> [LIST OF TASKS]
A - Answer these questions about the forum thread, each in one line.
(i) What are the piece's measurements inside the edge lines, and what wood is it made of?
(ii) What does the first finishing suggestion say to put on top of the crown?
(iii) What does marecat3 suggest doing with the letters and the rest of the piece?
B - In the forum thread, rewrite the paragraph beginning "Got two suggestions so far" as a short list, keeping its main facts.

> [TEXT EXCERPT]
Once I convert the file to G Code and load it on the flashdrive, I can't open it back up in Explorer or Chrome, so I'm kind of in the dark trying to put things back together. (There's got to be a way)

You going to Vegas in October?

HJ

Using that trucker logic best as I can


----------



## honesttjohn (Feb 17, 2015)

*Got it cut*











Finished the cut without any major problems. I either measured good or was pretty darn lucky.

Need some ideas or support on finishing. This is going to a pretty well to do retired grumpy old fart who rented a 10,000 sq ft small factory for his Mancave. So it has to have at least some class. It's 42" x 26" inside the edge lines, red oak.

Got two suggestions so far. 1st is to paint the border line black, the rest of it golden oak, and put some fake "jewels" on top of the crown. 2nd is to just use pre-stain conditioner, several coats of tung oil, and Zinssar shellac over the whole thing - should be readable since it's so big.

Any other ideas or support of those two?

HJ

I'll be more correct on the next one, Bill.


----------



## honesttjohn (Feb 17, 2015)

Stick,

You thinking about coming to Vegas in October?

HJ

The more the merrier


----------



## marecat3 (Nov 30, 2010)

I would stain the letters one color and the rest a different color for contrast but It all depends on the look you are going for.


----------

> [STORED DATA]
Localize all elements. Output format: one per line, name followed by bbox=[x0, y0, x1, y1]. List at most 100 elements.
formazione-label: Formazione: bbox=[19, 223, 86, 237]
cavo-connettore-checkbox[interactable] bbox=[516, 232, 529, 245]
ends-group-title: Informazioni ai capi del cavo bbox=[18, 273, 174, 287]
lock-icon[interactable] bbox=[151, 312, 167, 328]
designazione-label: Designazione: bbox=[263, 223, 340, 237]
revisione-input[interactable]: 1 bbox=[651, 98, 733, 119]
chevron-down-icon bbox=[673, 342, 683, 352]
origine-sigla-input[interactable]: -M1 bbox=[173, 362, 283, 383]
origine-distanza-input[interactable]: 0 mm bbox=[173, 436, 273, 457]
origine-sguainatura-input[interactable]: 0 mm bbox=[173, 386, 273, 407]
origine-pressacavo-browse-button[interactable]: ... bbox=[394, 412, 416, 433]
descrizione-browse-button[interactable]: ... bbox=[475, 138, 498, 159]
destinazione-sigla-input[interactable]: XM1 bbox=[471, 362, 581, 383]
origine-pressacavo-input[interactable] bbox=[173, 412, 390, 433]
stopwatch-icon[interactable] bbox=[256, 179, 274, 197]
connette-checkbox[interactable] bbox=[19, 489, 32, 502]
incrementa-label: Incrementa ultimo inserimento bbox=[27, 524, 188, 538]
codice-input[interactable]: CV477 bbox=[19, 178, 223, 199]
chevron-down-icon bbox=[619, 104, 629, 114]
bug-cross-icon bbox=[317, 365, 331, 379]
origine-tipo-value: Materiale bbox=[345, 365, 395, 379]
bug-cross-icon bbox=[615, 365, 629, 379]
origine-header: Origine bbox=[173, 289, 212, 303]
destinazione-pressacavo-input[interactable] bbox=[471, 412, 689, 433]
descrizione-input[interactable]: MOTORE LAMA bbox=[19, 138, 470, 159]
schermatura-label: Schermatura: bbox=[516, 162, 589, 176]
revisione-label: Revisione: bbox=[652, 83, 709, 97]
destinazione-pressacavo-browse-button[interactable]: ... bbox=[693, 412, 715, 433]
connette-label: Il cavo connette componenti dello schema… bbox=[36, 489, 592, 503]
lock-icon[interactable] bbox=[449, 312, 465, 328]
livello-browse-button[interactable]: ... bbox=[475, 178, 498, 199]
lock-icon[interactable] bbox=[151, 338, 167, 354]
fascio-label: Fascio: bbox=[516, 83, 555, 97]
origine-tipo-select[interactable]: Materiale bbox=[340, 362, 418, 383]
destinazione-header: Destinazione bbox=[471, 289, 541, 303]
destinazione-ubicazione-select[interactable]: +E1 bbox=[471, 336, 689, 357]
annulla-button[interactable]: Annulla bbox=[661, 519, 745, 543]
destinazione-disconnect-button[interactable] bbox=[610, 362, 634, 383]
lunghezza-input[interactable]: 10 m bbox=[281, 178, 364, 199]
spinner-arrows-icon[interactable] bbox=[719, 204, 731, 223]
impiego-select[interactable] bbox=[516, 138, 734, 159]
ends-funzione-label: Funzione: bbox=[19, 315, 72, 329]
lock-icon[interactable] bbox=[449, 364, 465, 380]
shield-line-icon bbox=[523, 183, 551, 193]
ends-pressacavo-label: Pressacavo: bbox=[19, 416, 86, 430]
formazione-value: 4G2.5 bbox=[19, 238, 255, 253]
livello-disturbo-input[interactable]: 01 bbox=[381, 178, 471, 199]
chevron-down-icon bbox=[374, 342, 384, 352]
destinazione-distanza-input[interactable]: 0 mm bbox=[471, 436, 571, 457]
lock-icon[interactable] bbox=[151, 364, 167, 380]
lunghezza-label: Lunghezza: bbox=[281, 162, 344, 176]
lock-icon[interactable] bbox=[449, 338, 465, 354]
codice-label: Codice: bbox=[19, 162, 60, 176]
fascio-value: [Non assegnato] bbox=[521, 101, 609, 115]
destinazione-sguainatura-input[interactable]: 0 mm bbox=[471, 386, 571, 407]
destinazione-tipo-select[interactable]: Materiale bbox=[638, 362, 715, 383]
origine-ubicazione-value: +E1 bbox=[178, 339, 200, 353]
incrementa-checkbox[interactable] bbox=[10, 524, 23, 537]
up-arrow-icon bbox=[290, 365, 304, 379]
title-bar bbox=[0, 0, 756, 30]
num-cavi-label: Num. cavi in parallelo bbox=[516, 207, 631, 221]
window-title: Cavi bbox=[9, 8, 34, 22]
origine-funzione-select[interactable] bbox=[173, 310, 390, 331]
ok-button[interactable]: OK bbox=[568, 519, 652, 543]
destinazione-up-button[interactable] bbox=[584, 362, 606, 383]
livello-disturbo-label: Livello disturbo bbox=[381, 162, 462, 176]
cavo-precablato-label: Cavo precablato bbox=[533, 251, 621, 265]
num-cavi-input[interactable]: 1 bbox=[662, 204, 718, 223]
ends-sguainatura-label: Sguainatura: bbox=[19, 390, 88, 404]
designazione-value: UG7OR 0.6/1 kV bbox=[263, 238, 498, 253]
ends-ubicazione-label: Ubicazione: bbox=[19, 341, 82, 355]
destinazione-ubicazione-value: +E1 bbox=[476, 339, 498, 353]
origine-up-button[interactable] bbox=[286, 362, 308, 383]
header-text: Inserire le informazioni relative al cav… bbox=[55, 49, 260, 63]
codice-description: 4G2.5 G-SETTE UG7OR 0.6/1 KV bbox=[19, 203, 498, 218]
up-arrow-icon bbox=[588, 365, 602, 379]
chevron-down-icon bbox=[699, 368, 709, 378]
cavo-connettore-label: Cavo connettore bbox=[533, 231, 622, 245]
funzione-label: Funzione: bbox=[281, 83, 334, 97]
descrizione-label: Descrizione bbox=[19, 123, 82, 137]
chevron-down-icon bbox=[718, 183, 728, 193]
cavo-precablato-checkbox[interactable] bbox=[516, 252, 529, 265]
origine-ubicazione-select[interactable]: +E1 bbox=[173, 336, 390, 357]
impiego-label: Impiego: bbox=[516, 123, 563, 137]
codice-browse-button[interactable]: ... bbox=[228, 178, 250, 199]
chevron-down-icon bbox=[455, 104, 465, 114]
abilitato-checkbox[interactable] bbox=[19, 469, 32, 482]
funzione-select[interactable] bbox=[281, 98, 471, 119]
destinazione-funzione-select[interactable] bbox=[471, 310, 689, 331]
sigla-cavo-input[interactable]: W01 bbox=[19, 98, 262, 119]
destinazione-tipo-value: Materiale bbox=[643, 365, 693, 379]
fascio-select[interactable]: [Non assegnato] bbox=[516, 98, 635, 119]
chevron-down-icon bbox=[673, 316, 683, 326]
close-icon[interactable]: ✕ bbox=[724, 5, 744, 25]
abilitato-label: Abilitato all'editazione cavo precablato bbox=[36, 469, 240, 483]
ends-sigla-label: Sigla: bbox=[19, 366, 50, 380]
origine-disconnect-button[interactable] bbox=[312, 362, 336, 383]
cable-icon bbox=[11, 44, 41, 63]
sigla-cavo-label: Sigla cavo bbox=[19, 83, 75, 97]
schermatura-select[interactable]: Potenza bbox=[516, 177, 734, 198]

> [EXERCISE RESULTS]
A -
(i) It measures 42" x 26" inside the edge lines and is made of red oak.
(ii) It suggests putting some fake "jewels" on top of the crown.
(iii) marecat3 suggests staining the letters one color and the rest a different color for contrast.

B -
Two finishing suggestions so far:
- Paint the border line black and the rest golden oak, and add fake "jewels" on top of the crown.
- Apply pre-stain conditioner, several coats of tung oil, and Zinssar shellac over the whole piece; it should be readable because it is so big.